DATA >>
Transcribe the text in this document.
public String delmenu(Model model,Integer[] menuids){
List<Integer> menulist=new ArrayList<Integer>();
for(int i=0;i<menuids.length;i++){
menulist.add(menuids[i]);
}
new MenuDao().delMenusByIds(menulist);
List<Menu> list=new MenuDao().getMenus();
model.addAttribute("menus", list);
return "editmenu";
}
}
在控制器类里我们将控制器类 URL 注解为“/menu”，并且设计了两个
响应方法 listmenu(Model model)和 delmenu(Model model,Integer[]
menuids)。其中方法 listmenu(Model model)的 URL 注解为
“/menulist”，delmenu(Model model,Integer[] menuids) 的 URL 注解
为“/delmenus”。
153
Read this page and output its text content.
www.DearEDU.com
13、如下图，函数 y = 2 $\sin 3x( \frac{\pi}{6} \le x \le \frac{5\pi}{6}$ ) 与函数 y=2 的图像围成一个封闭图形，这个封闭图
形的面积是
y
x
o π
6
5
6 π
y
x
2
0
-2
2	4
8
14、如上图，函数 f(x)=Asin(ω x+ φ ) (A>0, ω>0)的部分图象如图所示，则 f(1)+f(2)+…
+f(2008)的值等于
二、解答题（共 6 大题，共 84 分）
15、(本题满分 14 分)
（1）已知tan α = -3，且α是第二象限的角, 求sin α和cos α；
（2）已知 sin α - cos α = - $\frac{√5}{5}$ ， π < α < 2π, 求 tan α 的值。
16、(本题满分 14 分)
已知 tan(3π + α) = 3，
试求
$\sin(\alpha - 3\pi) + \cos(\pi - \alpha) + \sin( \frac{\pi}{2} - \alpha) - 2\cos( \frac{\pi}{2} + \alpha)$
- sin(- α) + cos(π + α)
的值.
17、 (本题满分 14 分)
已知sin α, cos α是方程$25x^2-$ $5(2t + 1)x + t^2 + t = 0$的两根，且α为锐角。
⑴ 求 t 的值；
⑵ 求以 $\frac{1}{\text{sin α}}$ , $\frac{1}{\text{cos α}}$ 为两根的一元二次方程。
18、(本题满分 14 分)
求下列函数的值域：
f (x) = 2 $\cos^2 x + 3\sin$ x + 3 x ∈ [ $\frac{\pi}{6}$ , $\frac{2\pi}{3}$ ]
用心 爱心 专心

WHAT YOU NEED TO DO >> Copy out the data shown above without altering anything.

SOLUTION >>
Transcribe the text in this document.
public String delmenu(Model model,Integer[] menuids){
List<Integer> menulist=new ArrayList<Integer>();
for(int i=0;i<menuids.length;i++){
menulist.add(menuids[i]);
}
new MenuDao().delMenusByIds(menulist);
List<Menu> list=new MenuDao().getMenus();
model.addAttribute("menus", list);
return "editmenu";
}
}
在控制器类里我们将控制器类 URL 注解为“/menu”，并且设计了两个
响应方法 listmenu(Model model)和 delmenu(Model model,Integer[]
menuids)。其中方法 listmenu(Model model)的 URL 注解为
“/menulist”，delmenu(Model model,Integer[] menuids) 的 URL 注解
为“/delmenus”。
153
Read this page and output its text content.
www.DearEDU.com
13、如下图，函数 y = 2 $\sin 3x( \frac{\pi}{6} \le x \le \frac{5\pi}{6}$ ) 与函数 y=2 的图像围成一个封闭图形，这个封闭图
形的面积是
y
x
o π
6
5
6 π
y
x
2
0
-2
2	4
8
14、如上图，函数 f(x)=Asin(ω x+ φ ) (A>0, ω>0)的部分图象如图所示，则 f(1)+f(2)+…
+f(2008)的值等于
二、解答题（共 6 大题，共 84 分）
15、(本题满分 14 分)
（1）已知tan α = -3，且α是第二象限的角, 求sin α和cos α；
（2）已知 sin α - cos α = - $\frac{√5}{5}$ ， π < α < 2π, 求 tan α 的值。
16、(本题满分 14 分)
已知 tan(3π + α) = 3，
试求
$\sin(\alpha - 3\pi) + \cos(\pi - \alpha) + \sin( \frac{\pi}{2} - \alpha) - 2\cos( \frac{\pi}{2} + \alpha)$
- sin(- α) + cos(π + α)
的值.
17、 (本题满分 14 分)
已知sin α, cos α是方程$25x^2-$ $5(2t + 1)x + t^2 + t = 0$的两根，且α为锐角。
⑴ 求 t 的值；
⑵ 求以 $\frac{1}{\text{sin α}}$ , $\frac{1}{\text{cos α}}$ 为两根的一元二次方程。
18、(本题满分 14 分)
求下列函数的值域：
f (x) = 2 $\cos^2 x + 3\sin$ x + 3 x ∈ [ $\frac{\pi}{6}$ , $\frac{2\pi}{3}$ ]
用心 爱心 专心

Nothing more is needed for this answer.